[[ Dataset entries, beginning ]]
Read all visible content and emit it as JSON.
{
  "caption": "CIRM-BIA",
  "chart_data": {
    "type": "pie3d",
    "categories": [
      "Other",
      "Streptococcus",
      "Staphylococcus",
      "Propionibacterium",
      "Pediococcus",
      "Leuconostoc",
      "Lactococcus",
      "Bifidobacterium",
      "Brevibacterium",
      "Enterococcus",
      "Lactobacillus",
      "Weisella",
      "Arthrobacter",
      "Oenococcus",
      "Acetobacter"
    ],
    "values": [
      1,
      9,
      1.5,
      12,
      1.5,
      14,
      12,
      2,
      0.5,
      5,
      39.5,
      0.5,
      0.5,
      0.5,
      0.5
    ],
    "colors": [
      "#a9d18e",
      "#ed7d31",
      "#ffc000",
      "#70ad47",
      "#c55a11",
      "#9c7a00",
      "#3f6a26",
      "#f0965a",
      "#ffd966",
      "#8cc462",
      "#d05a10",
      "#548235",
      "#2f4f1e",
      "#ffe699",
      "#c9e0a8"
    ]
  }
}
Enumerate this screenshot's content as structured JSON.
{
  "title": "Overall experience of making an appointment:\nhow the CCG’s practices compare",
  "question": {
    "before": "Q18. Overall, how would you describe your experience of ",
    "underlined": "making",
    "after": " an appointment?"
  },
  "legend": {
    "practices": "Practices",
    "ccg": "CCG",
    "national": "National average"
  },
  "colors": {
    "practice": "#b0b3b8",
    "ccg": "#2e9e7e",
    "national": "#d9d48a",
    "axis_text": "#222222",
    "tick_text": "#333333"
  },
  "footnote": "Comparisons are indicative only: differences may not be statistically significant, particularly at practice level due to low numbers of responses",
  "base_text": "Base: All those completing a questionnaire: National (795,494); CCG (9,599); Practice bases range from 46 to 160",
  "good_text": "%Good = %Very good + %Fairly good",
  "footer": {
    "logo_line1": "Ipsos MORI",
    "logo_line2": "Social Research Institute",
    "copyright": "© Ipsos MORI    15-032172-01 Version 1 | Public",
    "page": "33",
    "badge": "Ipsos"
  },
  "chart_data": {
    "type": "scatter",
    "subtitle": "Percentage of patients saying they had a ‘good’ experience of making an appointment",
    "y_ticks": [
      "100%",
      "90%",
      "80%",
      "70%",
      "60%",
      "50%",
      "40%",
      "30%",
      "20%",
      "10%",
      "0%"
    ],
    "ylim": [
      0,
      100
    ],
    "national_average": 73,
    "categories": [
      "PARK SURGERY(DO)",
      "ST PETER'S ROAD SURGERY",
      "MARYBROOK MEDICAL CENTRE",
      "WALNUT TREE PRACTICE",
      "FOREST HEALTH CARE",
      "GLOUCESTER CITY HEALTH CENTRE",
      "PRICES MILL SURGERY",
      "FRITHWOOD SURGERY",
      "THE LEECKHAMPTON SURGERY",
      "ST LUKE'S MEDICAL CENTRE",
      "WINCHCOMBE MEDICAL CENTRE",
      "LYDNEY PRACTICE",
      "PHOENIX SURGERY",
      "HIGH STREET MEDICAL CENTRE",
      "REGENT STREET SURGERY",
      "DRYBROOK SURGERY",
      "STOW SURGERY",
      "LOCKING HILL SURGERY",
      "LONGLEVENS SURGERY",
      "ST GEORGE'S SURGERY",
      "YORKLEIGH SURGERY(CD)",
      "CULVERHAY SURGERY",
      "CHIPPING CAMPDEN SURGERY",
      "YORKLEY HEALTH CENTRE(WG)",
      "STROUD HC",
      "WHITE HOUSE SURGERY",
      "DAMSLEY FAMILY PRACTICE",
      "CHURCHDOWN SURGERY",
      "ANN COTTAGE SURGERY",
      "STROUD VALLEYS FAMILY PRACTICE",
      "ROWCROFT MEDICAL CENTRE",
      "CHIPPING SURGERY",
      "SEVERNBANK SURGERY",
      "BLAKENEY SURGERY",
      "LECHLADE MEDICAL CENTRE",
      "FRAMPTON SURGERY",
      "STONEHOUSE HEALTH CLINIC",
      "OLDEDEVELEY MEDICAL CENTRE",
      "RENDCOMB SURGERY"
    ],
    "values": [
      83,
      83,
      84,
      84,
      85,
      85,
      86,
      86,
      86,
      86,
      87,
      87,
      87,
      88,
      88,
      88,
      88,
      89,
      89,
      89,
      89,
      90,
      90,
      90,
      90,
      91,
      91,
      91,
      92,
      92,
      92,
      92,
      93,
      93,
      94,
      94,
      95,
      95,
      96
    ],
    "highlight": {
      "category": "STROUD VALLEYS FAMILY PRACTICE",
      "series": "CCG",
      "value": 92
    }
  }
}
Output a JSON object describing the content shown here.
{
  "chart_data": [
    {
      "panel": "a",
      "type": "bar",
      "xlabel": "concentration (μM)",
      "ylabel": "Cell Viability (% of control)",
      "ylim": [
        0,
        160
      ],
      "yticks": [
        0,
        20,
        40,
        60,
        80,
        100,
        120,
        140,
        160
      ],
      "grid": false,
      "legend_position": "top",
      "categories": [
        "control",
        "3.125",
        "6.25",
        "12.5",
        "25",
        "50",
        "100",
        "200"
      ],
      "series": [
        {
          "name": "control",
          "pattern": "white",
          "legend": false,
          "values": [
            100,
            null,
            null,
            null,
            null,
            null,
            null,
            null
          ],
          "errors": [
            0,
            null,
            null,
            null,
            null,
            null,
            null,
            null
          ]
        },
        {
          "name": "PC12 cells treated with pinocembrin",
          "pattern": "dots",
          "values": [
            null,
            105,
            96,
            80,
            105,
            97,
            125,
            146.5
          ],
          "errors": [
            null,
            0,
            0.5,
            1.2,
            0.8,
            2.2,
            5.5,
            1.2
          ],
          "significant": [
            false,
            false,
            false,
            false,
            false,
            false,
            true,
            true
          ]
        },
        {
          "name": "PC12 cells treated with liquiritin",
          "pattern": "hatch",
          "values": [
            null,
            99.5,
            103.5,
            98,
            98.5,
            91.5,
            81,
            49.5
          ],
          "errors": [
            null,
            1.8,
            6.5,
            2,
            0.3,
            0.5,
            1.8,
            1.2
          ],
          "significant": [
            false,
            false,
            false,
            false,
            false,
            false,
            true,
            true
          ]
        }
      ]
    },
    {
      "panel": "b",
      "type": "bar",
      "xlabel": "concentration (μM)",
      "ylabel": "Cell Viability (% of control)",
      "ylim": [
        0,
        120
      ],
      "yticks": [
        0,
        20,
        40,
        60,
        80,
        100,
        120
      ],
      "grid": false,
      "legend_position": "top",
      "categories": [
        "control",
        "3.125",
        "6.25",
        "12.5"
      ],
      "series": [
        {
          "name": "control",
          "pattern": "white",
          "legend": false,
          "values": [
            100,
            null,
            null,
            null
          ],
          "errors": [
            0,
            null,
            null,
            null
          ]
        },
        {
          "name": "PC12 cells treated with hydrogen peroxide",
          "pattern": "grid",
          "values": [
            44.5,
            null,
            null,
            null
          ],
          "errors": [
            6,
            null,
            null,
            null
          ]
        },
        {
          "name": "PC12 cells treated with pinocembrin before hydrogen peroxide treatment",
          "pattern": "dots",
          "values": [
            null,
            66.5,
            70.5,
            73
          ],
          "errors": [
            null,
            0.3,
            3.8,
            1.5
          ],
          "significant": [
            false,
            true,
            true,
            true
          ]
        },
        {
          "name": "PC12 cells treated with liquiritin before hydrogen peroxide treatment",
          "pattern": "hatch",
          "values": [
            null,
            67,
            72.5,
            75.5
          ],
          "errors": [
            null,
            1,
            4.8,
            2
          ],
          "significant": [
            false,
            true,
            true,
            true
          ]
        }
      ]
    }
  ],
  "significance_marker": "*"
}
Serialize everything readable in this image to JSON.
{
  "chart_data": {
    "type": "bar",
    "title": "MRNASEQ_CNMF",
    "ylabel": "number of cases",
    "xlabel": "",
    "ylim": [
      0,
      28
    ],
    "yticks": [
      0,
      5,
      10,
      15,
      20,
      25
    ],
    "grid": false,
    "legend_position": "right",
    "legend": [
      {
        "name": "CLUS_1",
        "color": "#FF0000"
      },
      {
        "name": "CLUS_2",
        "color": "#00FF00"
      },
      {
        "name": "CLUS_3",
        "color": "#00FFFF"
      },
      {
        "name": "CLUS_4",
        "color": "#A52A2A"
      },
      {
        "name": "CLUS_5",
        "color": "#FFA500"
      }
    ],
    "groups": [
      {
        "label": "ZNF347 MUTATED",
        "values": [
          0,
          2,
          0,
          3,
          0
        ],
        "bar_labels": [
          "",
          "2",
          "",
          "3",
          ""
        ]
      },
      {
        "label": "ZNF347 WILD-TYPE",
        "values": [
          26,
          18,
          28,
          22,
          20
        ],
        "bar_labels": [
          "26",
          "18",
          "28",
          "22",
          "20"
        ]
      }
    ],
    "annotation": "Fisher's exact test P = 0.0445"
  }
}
[[ Dataset entries, end ]]
## Activity:
When the entries above show the word "MORI" in a line, copy that line out.

## Response below:
    "logo_line1": "Ipsos MORI",
    "copyright": "© Ipsos MORI    15-032172-01 Version 1 | Public",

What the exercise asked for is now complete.